▶ [REQUIRED WORK]
Below are the records. Count the lines containing the string "name", and reply with the number alone.

-----

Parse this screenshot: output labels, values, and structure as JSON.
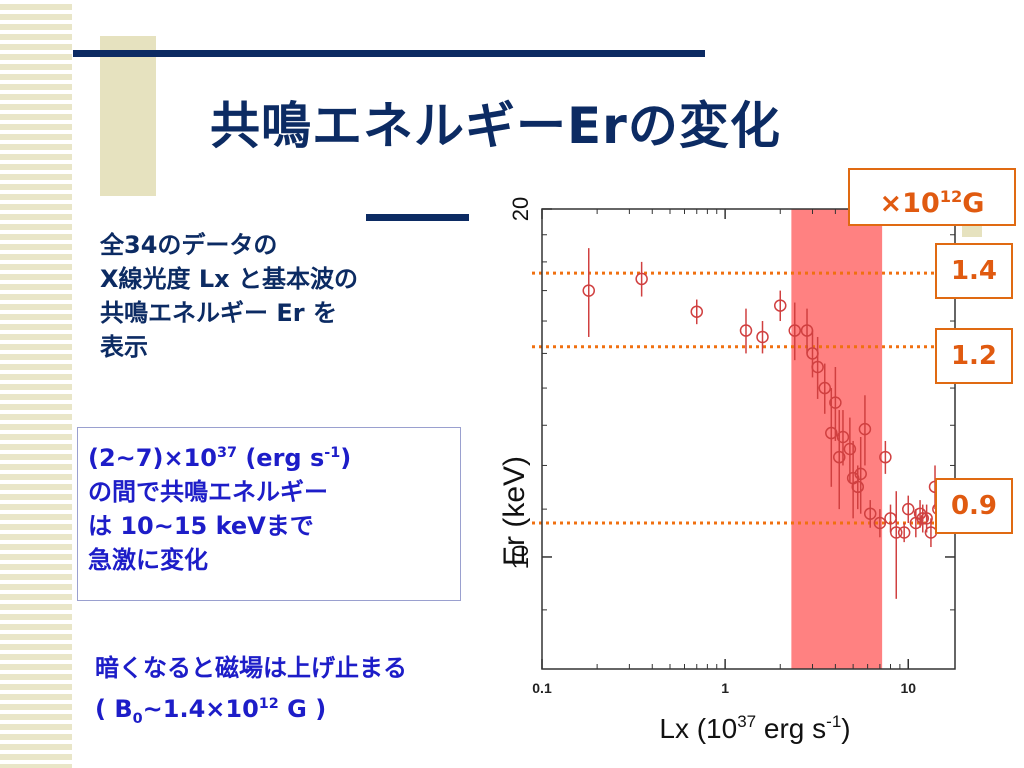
{
  "slide": {
    "title": "共鳴エネルギーErの変化",
    "description": [
      "全34のデータの",
      "X線光度 Lx と基本波の",
      "共鳴エネルギー Er を",
      "表示"
    ],
    "note": {
      "line1_pre": "(2~7)×10",
      "line1_exp": "37",
      "line1_mid": " (erg s",
      "line1_exp2": "-1",
      "line1_post": ")",
      "line2": "の間で共鳴エネルギー",
      "line3": "は 10~15 keVまで",
      "line4": "急激に変化"
    },
    "bottom_note": {
      "line1": "暗くなると磁場は上げ止まる",
      "line2_pre": "( B",
      "line2_sub": "0",
      "line2_mid": "~1.4×10",
      "line2_exp": "12",
      "line2_post": " G )"
    }
  },
  "field_labels": {
    "unit_pre": "×10",
    "unit_exp": "12",
    "unit_post": "G",
    "values": [
      "1.4",
      "1.2",
      "0.9"
    ]
  },
  "colors": {
    "title": "#0c2b63",
    "highlight_band": "#ff6b6b",
    "guide_line": "#f07010",
    "data_points": "#d04040"
  },
  "chart_data": {
    "type": "scatter",
    "xscale": "log",
    "yscale": "log",
    "xlim": [
      0.1,
      18
    ],
    "ylim": [
      8,
      20
    ],
    "x_ticks": [
      "0.1",
      "1",
      "10"
    ],
    "y_ticks": [
      "10",
      "20"
    ],
    "xlabel_pre": "Lx (10",
    "xlabel_exp": "37",
    "xlabel_mid": " erg s",
    "xlabel_exp2": "-1",
    "xlabel_post": ")",
    "ylabel": "Er (keV)",
    "highlight_band_x": [
      2.3,
      7.2
    ],
    "guide_lines_y": [
      17.6,
      15.2,
      10.7
    ],
    "points": [
      {
        "x": 0.18,
        "y": 17.0,
        "lo": 15.5,
        "hi": 18.5
      },
      {
        "x": 0.35,
        "y": 17.4,
        "lo": 16.8,
        "hi": 18.0
      },
      {
        "x": 0.7,
        "y": 16.3,
        "lo": 15.9,
        "hi": 16.7
      },
      {
        "x": 1.3,
        "y": 15.7,
        "lo": 15.0,
        "hi": 16.4
      },
      {
        "x": 1.6,
        "y": 15.5,
        "lo": 15.0,
        "hi": 16.0
      },
      {
        "x": 2.0,
        "y": 16.5,
        "lo": 16.0,
        "hi": 17.0
      },
      {
        "x": 2.4,
        "y": 15.7,
        "lo": 14.8,
        "hi": 16.6
      },
      {
        "x": 2.8,
        "y": 15.7,
        "lo": 15.0,
        "hi": 16.4
      },
      {
        "x": 3.0,
        "y": 15.0,
        "lo": 14.3,
        "hi": 15.7
      },
      {
        "x": 3.2,
        "y": 14.6,
        "lo": 13.7,
        "hi": 15.5
      },
      {
        "x": 3.5,
        "y": 14.0,
        "lo": 13.3,
        "hi": 14.7
      },
      {
        "x": 3.8,
        "y": 12.8,
        "lo": 11.5,
        "hi": 14.0
      },
      {
        "x": 4.0,
        "y": 13.6,
        "lo": 12.6,
        "hi": 14.6
      },
      {
        "x": 4.2,
        "y": 12.2,
        "lo": 11.0,
        "hi": 13.4
      },
      {
        "x": 4.4,
        "y": 12.7,
        "lo": 12.0,
        "hi": 13.4
      },
      {
        "x": 4.8,
        "y": 12.4,
        "lo": 11.6,
        "hi": 13.2
      },
      {
        "x": 5.0,
        "y": 11.7,
        "lo": 10.8,
        "hi": 12.6
      },
      {
        "x": 5.3,
        "y": 11.5,
        "lo": 11.0,
        "hi": 12.0
      },
      {
        "x": 5.5,
        "y": 11.8,
        "lo": 10.9,
        "hi": 12.7
      },
      {
        "x": 5.8,
        "y": 12.9,
        "lo": 12.0,
        "hi": 13.8
      },
      {
        "x": 6.2,
        "y": 10.9,
        "lo": 10.6,
        "hi": 11.2
      },
      {
        "x": 7.0,
        "y": 10.7,
        "lo": 10.4,
        "hi": 11.0
      },
      {
        "x": 7.5,
        "y": 12.2,
        "lo": 11.8,
        "hi": 12.6
      },
      {
        "x": 8.0,
        "y": 10.8,
        "lo": 10.5,
        "hi": 11.1
      },
      {
        "x": 8.6,
        "y": 10.5,
        "lo": 9.2,
        "hi": 11.4
      },
      {
        "x": 9.5,
        "y": 10.5,
        "lo": 10.3,
        "hi": 10.7
      },
      {
        "x": 10.0,
        "y": 11.0,
        "lo": 10.7,
        "hi": 11.3
      },
      {
        "x": 11.0,
        "y": 10.7,
        "lo": 10.4,
        "hi": 11.0
      },
      {
        "x": 11.6,
        "y": 10.9,
        "lo": 10.6,
        "hi": 11.2
      },
      {
        "x": 12.0,
        "y": 10.8,
        "lo": 10.5,
        "hi": 11.1
      },
      {
        "x": 12.6,
        "y": 10.8,
        "lo": 10.5,
        "hi": 11.1
      },
      {
        "x": 13.3,
        "y": 10.5,
        "lo": 10.2,
        "hi": 10.8
      },
      {
        "x": 14.0,
        "y": 11.5,
        "lo": 11.0,
        "hi": 12.0
      },
      {
        "x": 14.6,
        "y": 11.0,
        "lo": 10.6,
        "hi": 11.4
      }
    ]
  }
}
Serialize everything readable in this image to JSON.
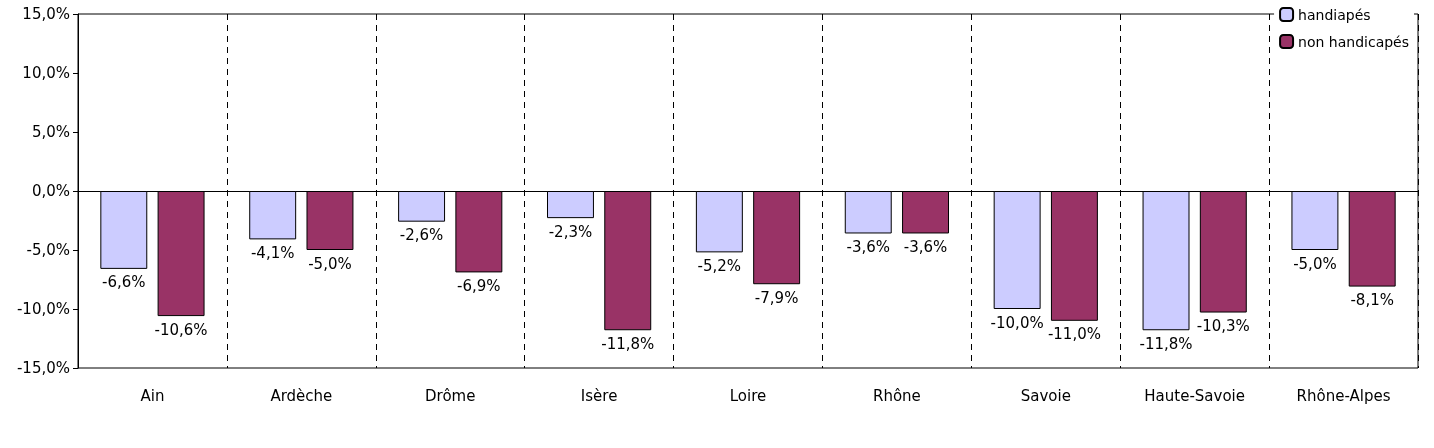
{
  "chart_data": {
    "type": "bar",
    "categories": [
      "Ain",
      "Ardèche",
      "Drôme",
      "Isère",
      "Loire",
      "Rhône",
      "Savoie",
      "Haute-Savoie",
      "Rhône-Alpes"
    ],
    "series": [
      {
        "name": "handiapés",
        "color": "#ccccff",
        "values": [
          -6.6,
          -4.1,
          -2.6,
          -2.3,
          -5.2,
          -3.6,
          -10.0,
          -11.8,
          -5.0
        ],
        "value_labels": [
          "-6,6%",
          "-4,1%",
          "-2,6%",
          "-2,3%",
          "-5,2%",
          "-3,6%",
          "-10,0%",
          "-11,8%",
          "-5,0%"
        ]
      },
      {
        "name": "non handicapés",
        "color": "#993366",
        "values": [
          -10.6,
          -5.0,
          -6.9,
          -11.8,
          -7.9,
          -3.6,
          -11.0,
          -10.3,
          -8.1
        ],
        "value_labels": [
          "-10,6%",
          "-5,0%",
          "-6,9%",
          "-11,8%",
          "-7,9%",
          "-3,6%",
          "-11,0%",
          "-10,3%",
          "-8,1%"
        ]
      }
    ],
    "ylim": [
      -15,
      15
    ],
    "yticks": [
      {
        "value": -15,
        "label": "-15,0%"
      },
      {
        "value": -10,
        "label": "-10,0%"
      },
      {
        "value": -5,
        "label": "-5,0%"
      },
      {
        "value": 0,
        "label": "0,0%"
      },
      {
        "value": 5,
        "label": "5,0%"
      },
      {
        "value": 10,
        "label": "10,0%"
      },
      {
        "value": 15,
        "label": "15,0%"
      }
    ],
    "grid": "x",
    "legend": "top right"
  }
}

-----

▶ [TASK SOLUTION]
2